**EXERCISE PROMPT:**
Show all lines of the listing that hold the word "Oktober".
==== MATERIAL
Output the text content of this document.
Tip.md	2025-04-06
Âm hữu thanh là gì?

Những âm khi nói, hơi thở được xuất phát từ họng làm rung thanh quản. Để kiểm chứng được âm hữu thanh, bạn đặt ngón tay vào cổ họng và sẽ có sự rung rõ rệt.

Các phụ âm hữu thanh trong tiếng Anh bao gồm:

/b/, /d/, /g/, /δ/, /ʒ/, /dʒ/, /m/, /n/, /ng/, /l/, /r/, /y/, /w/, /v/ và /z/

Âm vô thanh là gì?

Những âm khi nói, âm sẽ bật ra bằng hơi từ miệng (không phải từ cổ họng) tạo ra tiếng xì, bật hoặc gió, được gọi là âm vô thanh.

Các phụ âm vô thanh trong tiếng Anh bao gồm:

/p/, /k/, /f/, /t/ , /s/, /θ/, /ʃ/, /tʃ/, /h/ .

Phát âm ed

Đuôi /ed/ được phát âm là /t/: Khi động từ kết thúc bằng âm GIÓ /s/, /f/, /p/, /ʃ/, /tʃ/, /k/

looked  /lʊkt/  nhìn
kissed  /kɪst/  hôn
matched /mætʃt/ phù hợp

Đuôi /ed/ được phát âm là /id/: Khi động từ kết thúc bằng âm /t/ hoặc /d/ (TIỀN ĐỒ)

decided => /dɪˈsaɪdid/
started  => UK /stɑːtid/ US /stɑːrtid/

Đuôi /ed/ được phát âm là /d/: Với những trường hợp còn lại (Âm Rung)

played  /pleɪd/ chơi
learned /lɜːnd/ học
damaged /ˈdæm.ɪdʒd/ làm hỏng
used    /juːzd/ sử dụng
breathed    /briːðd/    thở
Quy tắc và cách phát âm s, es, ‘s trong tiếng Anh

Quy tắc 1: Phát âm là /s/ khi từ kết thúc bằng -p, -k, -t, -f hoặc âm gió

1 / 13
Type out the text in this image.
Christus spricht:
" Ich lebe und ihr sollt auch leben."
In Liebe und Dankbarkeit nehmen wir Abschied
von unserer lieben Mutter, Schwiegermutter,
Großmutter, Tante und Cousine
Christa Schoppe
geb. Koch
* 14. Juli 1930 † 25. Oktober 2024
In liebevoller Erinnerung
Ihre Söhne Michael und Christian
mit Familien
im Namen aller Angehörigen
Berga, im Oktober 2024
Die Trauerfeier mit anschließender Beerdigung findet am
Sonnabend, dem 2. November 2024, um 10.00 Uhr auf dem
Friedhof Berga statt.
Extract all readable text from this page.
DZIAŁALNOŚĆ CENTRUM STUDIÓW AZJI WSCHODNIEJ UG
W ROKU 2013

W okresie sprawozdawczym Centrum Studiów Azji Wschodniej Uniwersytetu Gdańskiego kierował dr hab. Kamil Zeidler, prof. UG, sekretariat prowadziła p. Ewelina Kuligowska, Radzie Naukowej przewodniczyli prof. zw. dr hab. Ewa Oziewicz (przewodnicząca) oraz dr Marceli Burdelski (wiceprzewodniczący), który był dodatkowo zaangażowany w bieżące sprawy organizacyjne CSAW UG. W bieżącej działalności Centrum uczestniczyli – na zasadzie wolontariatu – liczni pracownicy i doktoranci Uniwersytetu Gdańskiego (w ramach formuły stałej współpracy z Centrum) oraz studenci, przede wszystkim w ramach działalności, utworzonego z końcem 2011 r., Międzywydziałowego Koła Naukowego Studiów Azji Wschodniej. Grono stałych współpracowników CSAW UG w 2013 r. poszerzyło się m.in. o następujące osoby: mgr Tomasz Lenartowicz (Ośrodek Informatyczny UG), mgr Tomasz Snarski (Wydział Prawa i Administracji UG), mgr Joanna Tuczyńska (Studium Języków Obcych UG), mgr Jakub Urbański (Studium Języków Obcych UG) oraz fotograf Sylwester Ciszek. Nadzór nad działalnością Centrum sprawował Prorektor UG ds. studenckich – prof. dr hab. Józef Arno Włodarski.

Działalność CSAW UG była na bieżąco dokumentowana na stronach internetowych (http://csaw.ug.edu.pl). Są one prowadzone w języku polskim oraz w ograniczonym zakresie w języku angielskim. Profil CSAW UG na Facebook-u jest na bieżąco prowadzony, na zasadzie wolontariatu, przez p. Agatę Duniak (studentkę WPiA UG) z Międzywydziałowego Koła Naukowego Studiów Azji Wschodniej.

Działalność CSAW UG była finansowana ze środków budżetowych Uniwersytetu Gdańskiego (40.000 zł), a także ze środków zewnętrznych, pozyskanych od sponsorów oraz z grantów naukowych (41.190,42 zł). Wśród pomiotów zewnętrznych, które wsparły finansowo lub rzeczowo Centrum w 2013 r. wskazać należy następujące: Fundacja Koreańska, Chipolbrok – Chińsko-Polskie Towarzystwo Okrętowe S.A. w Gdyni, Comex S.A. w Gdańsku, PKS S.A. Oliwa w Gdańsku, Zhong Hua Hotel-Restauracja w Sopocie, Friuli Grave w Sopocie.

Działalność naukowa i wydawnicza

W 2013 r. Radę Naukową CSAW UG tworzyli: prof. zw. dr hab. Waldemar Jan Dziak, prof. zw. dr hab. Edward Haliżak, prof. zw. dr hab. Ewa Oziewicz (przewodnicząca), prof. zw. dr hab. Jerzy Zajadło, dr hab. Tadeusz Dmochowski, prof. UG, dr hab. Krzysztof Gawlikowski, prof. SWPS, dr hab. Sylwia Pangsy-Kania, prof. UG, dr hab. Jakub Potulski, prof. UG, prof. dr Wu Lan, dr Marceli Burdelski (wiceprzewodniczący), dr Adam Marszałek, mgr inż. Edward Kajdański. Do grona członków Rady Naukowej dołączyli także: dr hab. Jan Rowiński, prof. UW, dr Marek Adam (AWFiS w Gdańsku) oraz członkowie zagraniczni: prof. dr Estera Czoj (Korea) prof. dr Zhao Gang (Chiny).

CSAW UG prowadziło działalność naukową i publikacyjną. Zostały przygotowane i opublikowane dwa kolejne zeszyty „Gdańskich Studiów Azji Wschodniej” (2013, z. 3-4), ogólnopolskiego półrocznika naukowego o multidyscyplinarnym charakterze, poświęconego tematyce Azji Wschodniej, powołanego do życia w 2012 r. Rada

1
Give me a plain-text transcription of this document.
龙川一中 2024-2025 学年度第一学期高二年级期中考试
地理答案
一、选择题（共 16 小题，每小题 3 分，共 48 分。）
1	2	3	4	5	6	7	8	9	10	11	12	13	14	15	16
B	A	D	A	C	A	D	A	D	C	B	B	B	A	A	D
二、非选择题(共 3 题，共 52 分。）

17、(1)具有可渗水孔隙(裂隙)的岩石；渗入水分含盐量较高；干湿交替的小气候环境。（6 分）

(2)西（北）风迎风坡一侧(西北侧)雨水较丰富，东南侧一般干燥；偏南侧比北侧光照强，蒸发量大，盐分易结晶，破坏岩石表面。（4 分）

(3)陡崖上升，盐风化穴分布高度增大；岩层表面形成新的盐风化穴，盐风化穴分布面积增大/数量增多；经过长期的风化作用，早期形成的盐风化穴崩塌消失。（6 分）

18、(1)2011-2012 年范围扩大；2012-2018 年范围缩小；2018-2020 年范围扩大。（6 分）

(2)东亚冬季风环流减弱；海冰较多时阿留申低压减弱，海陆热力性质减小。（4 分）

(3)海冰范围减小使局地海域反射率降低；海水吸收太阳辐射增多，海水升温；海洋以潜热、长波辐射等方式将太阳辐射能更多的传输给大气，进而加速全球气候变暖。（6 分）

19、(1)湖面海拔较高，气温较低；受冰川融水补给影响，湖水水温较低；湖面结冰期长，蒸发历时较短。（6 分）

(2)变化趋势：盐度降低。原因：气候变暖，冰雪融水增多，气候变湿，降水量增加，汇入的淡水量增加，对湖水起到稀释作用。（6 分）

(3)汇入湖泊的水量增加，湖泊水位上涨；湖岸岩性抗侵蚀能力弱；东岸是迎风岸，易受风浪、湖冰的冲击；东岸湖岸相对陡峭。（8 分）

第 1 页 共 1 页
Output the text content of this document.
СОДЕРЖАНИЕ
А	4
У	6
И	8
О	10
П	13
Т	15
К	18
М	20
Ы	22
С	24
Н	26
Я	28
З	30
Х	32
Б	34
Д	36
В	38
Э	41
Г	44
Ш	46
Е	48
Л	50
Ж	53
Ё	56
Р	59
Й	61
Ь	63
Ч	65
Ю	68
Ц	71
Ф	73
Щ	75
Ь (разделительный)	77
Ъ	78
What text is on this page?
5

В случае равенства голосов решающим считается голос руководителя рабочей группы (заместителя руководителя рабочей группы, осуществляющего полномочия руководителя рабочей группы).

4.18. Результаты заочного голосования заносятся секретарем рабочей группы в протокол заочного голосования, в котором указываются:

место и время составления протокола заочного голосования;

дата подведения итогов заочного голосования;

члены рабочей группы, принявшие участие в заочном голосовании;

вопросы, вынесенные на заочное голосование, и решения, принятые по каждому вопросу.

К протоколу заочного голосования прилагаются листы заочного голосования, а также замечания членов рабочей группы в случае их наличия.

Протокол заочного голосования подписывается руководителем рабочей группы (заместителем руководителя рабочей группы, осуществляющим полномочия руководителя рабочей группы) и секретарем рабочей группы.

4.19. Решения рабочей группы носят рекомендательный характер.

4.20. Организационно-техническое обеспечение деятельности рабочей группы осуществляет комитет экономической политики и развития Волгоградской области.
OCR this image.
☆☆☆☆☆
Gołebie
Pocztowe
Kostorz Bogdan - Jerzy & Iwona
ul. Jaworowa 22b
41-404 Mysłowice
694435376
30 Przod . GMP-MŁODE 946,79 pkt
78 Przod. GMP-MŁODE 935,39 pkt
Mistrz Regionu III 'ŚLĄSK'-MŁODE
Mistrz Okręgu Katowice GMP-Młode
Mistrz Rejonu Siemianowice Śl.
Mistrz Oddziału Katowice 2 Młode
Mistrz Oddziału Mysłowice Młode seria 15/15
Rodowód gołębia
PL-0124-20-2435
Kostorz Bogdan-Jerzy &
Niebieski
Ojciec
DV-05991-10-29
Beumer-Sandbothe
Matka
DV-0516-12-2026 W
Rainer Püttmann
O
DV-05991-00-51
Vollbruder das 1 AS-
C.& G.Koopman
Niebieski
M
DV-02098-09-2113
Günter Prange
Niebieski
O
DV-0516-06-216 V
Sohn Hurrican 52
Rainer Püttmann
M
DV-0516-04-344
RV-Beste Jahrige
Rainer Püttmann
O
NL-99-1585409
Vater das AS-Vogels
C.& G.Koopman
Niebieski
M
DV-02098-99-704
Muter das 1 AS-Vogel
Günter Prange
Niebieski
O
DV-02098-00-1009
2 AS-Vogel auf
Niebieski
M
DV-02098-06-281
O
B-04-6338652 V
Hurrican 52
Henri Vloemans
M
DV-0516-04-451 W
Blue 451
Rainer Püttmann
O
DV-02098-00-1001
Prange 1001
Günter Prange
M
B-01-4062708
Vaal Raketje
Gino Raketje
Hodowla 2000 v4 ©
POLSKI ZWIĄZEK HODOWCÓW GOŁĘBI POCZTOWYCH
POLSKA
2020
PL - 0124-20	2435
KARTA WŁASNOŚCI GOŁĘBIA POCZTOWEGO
========
**REPLY:**
* 14. Juli 1930 † 25. Oktober 2024
Berga, im Oktober 2024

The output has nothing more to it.